- Task details:
Search the listing below for "xlabel". Copy each matching line.

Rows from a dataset
——————

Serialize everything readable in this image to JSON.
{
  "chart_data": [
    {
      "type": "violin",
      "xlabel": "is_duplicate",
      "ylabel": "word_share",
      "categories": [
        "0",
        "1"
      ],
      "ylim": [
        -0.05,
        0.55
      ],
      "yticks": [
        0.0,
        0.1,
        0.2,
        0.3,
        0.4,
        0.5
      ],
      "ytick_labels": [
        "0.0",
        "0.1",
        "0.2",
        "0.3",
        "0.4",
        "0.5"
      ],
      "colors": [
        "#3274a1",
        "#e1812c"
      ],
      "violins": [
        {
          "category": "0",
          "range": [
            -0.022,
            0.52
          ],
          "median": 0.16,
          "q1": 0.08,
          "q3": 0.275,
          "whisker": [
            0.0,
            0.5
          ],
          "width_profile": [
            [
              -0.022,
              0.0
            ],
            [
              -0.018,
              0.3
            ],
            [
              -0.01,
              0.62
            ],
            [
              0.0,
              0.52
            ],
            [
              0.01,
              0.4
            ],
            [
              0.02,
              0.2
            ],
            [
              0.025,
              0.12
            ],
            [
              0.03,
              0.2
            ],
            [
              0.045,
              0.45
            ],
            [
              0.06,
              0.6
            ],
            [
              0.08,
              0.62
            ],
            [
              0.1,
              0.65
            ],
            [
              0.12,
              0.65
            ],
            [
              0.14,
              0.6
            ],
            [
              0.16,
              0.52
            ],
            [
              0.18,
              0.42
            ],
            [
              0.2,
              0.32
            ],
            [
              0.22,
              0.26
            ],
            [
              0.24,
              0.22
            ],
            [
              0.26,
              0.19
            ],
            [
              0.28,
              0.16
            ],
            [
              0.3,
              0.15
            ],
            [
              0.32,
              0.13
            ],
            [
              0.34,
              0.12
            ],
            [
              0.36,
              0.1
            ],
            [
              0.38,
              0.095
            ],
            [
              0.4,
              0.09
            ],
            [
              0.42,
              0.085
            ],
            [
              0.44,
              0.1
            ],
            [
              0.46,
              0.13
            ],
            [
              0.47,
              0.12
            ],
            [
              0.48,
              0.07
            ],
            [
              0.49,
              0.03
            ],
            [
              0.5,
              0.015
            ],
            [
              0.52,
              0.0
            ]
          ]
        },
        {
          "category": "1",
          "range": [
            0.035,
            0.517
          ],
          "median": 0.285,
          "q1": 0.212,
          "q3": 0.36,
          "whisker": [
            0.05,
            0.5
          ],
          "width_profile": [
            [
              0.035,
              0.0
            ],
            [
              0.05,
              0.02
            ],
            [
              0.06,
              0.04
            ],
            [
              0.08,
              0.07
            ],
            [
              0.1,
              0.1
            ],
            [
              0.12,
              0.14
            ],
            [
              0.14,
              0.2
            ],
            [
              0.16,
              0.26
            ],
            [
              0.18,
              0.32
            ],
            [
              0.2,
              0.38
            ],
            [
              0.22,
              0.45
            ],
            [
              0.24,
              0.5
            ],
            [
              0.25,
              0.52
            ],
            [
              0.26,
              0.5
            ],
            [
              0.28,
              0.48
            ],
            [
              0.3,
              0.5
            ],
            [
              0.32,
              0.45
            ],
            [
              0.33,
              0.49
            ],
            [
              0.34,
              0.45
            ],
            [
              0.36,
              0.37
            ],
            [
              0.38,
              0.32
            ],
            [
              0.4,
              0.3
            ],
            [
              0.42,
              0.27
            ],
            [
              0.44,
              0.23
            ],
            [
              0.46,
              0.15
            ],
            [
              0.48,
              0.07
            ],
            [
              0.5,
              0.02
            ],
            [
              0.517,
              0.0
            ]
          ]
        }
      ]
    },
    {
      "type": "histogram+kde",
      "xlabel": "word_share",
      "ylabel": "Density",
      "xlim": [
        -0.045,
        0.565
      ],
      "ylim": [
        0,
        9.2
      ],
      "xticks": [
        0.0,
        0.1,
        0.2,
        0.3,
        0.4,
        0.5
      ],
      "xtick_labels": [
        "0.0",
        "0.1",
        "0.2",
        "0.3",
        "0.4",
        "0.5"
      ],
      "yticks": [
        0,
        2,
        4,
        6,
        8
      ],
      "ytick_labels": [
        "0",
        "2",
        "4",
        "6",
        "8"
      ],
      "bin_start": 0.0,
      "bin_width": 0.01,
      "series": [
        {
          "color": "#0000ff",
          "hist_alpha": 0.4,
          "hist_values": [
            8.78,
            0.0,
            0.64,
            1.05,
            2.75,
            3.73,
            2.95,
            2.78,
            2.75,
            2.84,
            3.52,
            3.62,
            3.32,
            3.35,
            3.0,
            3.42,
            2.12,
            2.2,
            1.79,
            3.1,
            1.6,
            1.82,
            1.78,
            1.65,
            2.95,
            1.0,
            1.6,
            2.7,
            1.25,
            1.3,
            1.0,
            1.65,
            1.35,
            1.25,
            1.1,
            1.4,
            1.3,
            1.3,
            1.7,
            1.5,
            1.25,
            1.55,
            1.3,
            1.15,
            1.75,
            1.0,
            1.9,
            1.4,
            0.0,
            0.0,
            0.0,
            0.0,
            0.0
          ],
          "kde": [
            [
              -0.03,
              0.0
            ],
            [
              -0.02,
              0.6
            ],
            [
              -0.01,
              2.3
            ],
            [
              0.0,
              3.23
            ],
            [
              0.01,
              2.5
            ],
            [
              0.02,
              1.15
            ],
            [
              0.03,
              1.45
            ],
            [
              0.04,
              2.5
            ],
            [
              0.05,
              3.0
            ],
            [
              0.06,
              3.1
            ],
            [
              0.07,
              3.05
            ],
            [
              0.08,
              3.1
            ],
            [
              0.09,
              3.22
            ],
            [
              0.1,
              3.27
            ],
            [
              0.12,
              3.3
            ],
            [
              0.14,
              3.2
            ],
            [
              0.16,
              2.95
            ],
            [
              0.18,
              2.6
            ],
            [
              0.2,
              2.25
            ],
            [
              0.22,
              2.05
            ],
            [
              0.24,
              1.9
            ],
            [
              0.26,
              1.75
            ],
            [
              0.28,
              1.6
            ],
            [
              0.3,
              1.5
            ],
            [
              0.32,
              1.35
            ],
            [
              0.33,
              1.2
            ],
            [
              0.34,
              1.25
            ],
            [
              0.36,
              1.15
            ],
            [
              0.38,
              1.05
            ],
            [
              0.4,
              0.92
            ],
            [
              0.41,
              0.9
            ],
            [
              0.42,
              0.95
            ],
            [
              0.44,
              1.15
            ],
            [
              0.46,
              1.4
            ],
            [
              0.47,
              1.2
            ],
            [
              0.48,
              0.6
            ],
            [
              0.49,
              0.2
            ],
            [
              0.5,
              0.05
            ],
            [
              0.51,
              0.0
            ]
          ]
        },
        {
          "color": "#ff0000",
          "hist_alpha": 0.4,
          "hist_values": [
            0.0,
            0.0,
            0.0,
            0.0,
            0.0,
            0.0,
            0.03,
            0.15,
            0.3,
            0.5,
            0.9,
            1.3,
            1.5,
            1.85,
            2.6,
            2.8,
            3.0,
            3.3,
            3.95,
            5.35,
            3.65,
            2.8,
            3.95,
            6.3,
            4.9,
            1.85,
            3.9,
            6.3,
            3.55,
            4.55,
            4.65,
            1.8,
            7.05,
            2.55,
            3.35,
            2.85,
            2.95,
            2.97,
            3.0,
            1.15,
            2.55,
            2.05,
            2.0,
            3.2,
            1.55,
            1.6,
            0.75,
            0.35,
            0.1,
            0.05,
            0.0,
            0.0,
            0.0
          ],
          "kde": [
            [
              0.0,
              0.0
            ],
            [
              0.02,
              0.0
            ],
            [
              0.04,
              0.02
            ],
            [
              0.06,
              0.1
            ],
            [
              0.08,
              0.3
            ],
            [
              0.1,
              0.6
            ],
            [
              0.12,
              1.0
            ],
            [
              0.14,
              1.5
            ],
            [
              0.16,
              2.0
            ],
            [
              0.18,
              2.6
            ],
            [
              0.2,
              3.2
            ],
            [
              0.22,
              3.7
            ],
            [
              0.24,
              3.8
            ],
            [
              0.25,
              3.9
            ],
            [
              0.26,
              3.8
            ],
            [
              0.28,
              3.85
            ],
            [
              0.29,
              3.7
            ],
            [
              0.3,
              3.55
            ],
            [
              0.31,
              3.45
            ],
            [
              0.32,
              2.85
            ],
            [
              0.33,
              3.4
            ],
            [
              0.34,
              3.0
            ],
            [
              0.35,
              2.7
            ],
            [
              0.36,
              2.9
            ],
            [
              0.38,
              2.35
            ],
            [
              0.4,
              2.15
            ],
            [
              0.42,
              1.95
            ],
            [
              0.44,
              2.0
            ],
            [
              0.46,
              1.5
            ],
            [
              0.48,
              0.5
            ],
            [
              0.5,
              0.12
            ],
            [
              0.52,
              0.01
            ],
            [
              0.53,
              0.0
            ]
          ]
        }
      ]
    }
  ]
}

——————

- Result of this task:
      "xlabel": "is_duplicate",
      "xlabel": "word_share",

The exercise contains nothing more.